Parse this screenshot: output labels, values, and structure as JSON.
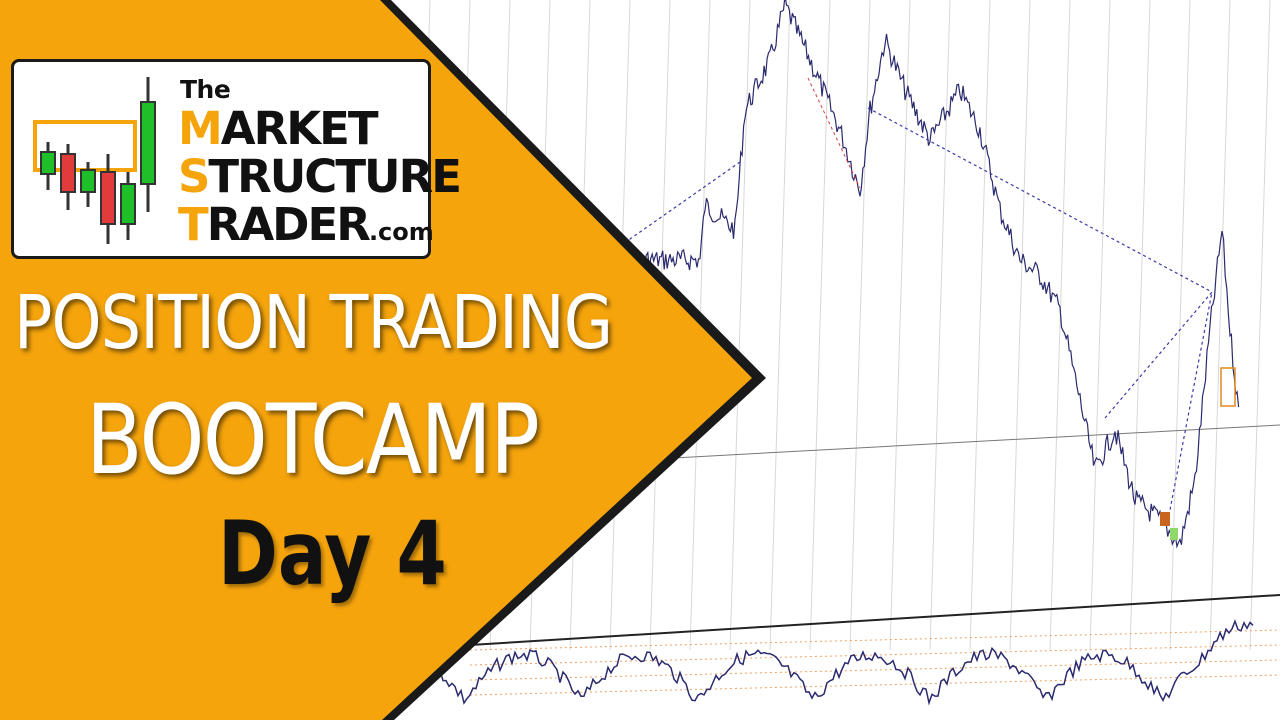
{
  "colors": {
    "banner_orange": "#f5a40c",
    "banner_edge": "#1a1a1a",
    "price_line": "#2a2a6e",
    "trend_dotted": "#3a3aa8",
    "candle_green": "#1fbf2a",
    "candle_red": "#e23b3b",
    "logo_box_orange": "#f5a40c"
  },
  "logo": {
    "the": "The",
    "words": [
      {
        "initial": "M",
        "rest": "ARKET",
        "suffix": ""
      },
      {
        "initial": "S",
        "rest": "TRUCTURE",
        "suffix": ""
      },
      {
        "initial": "T",
        "rest": "RADER",
        "suffix": ".com"
      }
    ]
  },
  "headline": {
    "line1": "POSITION TRADING",
    "line2": "BOOTCAMP",
    "line3": "Day 4"
  },
  "icons": [
    "candlestick-logo-icon"
  ]
}
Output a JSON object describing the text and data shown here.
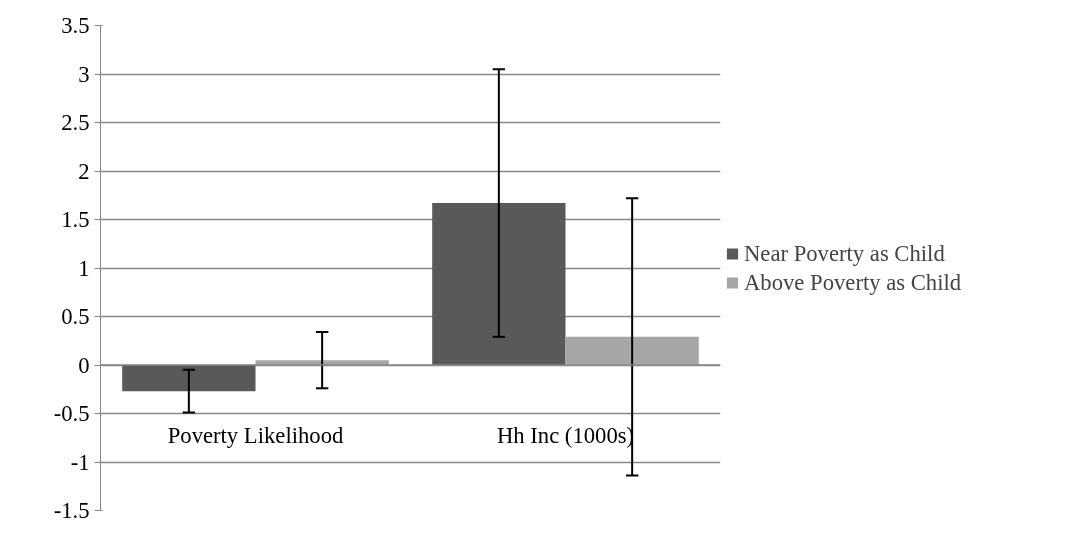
{
  "chart_data": {
    "type": "bar",
    "categories": [
      "Poverty Likelihood",
      "Hh Inc (1000s)"
    ],
    "series": [
      {
        "name": "Near Poverty as Child",
        "color": "#595959",
        "values": [
          -0.27,
          1.67
        ],
        "errors": [
          0.22,
          1.38
        ]
      },
      {
        "name": "Above Poverty as Child",
        "color": "#a6a6a6",
        "values": [
          0.05,
          0.29
        ],
        "errors": [
          0.29,
          1.43
        ]
      }
    ],
    "ylim": [
      -1.5,
      3.5
    ],
    "yticks": [
      -1.5,
      -1,
      -0.5,
      0,
      0.5,
      1,
      1.5,
      2,
      2.5,
      3,
      3.5
    ],
    "grid": "y",
    "legend": "right"
  }
}
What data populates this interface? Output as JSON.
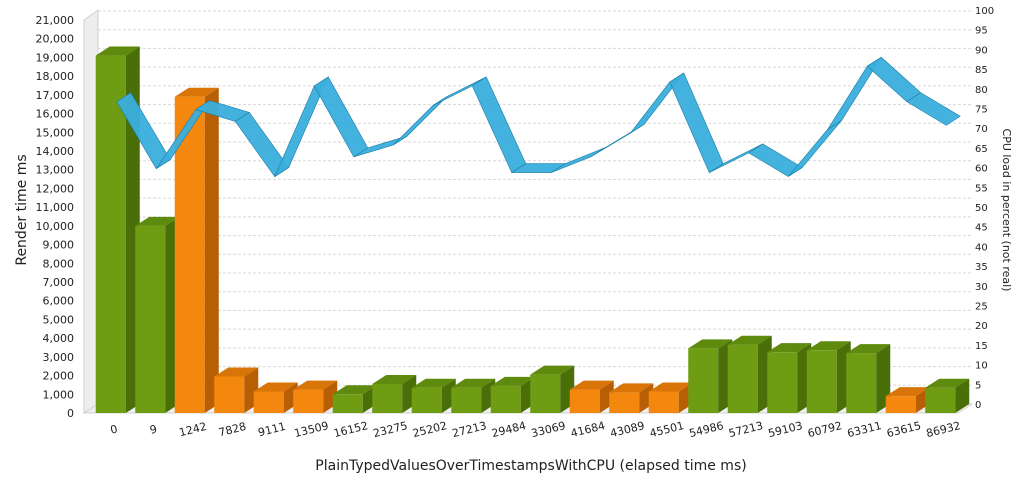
{
  "chart_data": {
    "type": "bar",
    "xlabel": "PlainTypedValuesOverTimestampsWithCPU (elapsed time ms)",
    "ylabel": "Render time ms",
    "y2label": "CPU load in percent (not real)",
    "ylim": [
      0,
      21000
    ],
    "y2lim": [
      0,
      100
    ],
    "yticks": [
      "0",
      "1,000",
      "2,000",
      "3,000",
      "4,000",
      "5,000",
      "6,000",
      "7,000",
      "8,000",
      "9,000",
      "10,000",
      "11,000",
      "12,000",
      "13,000",
      "14,000",
      "15,000",
      "16,000",
      "17,000",
      "18,000",
      "19,000",
      "20,000",
      "21,000"
    ],
    "y2ticks": [
      "0",
      "5",
      "10",
      "15",
      "20",
      "25",
      "30",
      "35",
      "40",
      "45",
      "50",
      "55",
      "60",
      "65",
      "70",
      "75",
      "80",
      "85",
      "90",
      "95",
      "100"
    ],
    "categories": [
      "0",
      "9",
      "1242",
      "7828",
      "9111",
      "13509",
      "16152",
      "23275",
      "25202",
      "27213",
      "29484",
      "33069",
      "41684",
      "43089",
      "45501",
      "54986",
      "57213",
      "59103",
      "60792",
      "63311",
      "63615",
      "86932"
    ],
    "series": [
      {
        "render_time": [
          19100,
          10000,
          16900,
          1950,
          1150,
          1250,
          1000,
          1550,
          1350,
          1350,
          1450,
          2050,
          1250,
          1100,
          1150,
          3450,
          3650,
          3250,
          3350,
          3200,
          900,
          1350
        ],
        "bar_colors": [
          "green",
          "green",
          "orange",
          "orange",
          "orange",
          "orange",
          "green",
          "green",
          "green",
          "green",
          "green",
          "green",
          "orange",
          "orange",
          "orange",
          "green",
          "green",
          "green",
          "green",
          "green",
          "orange",
          "green"
        ]
      },
      {
        "cpu_load": [
          78,
          61,
          76,
          73,
          59,
          82,
          64,
          67,
          77,
          82,
          60,
          60,
          64,
          70,
          83,
          60,
          65,
          59,
          71,
          87,
          78,
          72
        ]
      }
    ],
    "grid": true,
    "colors": {
      "green": "#6e9c12",
      "green_top": "#5e8a0d",
      "green_side": "#4a6e08",
      "orange": "#f4880f",
      "orange_top": "#d87408",
      "orange_side": "#b85e04",
      "ribbon": "#3aaedc",
      "ribbon_dark": "#1c7ea6"
    }
  }
}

Requirements:
Leave out the pictures and print every line of the data exactly.

Full response:
Parse this screenshot: output labels, values, and structure as JSON.
{
  "colors": {
    "banner_orange": "#f5a40c",
    "banner_edge": "#1a1a1a",
    "price_line": "#2a2a6e",
    "trend_dotted": "#3a3aa8",
    "candle_green": "#1fbf2a",
    "candle_red": "#e23b3b",
    "logo_box_orange": "#f5a40c"
  },
  "logo": {
    "the": "The",
    "words": [
      {
        "initial": "M",
        "rest": "ARKET",
        "suffix": ""
      },
      {
        "initial": "S",
        "rest": "TRUCTURE",
        "suffix": ""
      },
      {
        "initial": "T",
        "rest": "RADER",
        "suffix": ".com"
      }
    ]
  },
  "headline": {
    "line1": "POSITION TRADING",
    "line2": "BOOTCAMP",
    "line3": "Day 4"
  },
  "icons": [
    "candlestick-logo-icon"
  ]
}
Output a JSON object describing the text and data shown here.
{
  "chart_data": {
    "type": "bar",
    "categories": [
      "Poverty Likelihood",
      "Hh Inc (1000s)"
    ],
    "series": [
      {
        "name": "Near Poverty as Child",
        "color": "#595959",
        "values": [
          -0.27,
          1.67
        ],
        "errors": [
          0.22,
          1.38
        ]
      },
      {
        "name": "Above Poverty as Child",
        "color": "#a6a6a6",
        "values": [
          0.05,
          0.29
        ],
        "errors": [
          0.29,
          1.43
        ]
      }
    ],
    "ylim": [
      -1.5,
      3.5
    ],
    "yticks": [
      -1.5,
      -1,
      -0.5,
      0,
      0.5,
      1,
      1.5,
      2,
      2.5,
      3,
      3.5
    ],
    "grid": "y",
    "legend": "right"
  }
}
What data populates this interface? Output as JSON.
{
  "chart_data": {
    "type": "bar",
    "xlabel": "PlainTypedValuesOverTimestampsWithCPU (elapsed time ms)",
    "ylabel": "Render time ms",
    "y2label": "CPU load in percent (not real)",
    "ylim": [
      0,
      21000
    ],
    "y2lim": [
      0,
      100
    ],
    "yticks": [
      "0",
      "1,000",
      "2,000",
      "3,000",
      "4,000",
      "5,000",
      "6,000",
      "7,000",
      "8,000",
      "9,000",
      "10,000",
      "11,000",
      "12,000",
      "13,000",
      "14,000",
      "15,000",
      "16,000",
      "17,000",
      "18,000",
      "19,000",
      "20,000",
      "21,000"
    ],
    "y2ticks": [
      "0",
      "5",
      "10",
      "15",
      "20",
      "25",
      "30",
      "35",
      "40",
      "45",
      "50",
      "55",
      "60",
      "65",
      "70",
      "75",
      "80",
      "85",
      "90",
      "95",
      "100"
    ],
    "categories": [
      "0",
      "9",
      "1242",
      "7828",
      "9111",
      "13509",
      "16152",
      "23275",
      "25202",
      "27213",
      "29484",
      "33069",
      "41684",
      "43089",
      "45501",
      "54986",
      "57213",
      "59103",
      "60792",
      "63311",
      "63615",
      "86932"
    ],
    "series": [
      {
        "render_time": [
          19100,
          10000,
          16900,
          1950,
          1150,
          1250,
          1000,
          1550,
          1350,
          1350,
          1450,
          2050,
          1250,
          1100,
          1150,
          3450,
          3650,
          3250,
          3350,
          3200,
          900,
          1350
        ],
        "bar_colors": [
          "green",
          "green",
          "orange",
          "orange",
          "orange",
          "orange",
          "green",
          "green",
          "green",
          "green",
          "green",
          "green",
          "orange",
          "orange",
          "orange",
          "green",
          "green",
          "green",
          "green",
          "green",
          "orange",
          "green"
        ]
      },
      {
        "cpu_load": [
          78,
          61,
          76,
          73,
          59,
          82,
          64,
          67,
          77,
          82,
          60,
          60,
          64,
          70,
          83,
          60,
          65,
          59,
          71,
          87,
          78,
          72
        ]
      }
    ],
    "grid": true,
    "colors": {
      "green": "#6e9c12",
      "green_top": "#5e8a0d",
      "green_side": "#4a6e08",
      "orange": "#f4880f",
      "orange_top": "#d87408",
      "orange_side": "#b85e04",
      "ribbon": "#3aaedc",
      "ribbon_dark": "#1c7ea6"
    }
  }
}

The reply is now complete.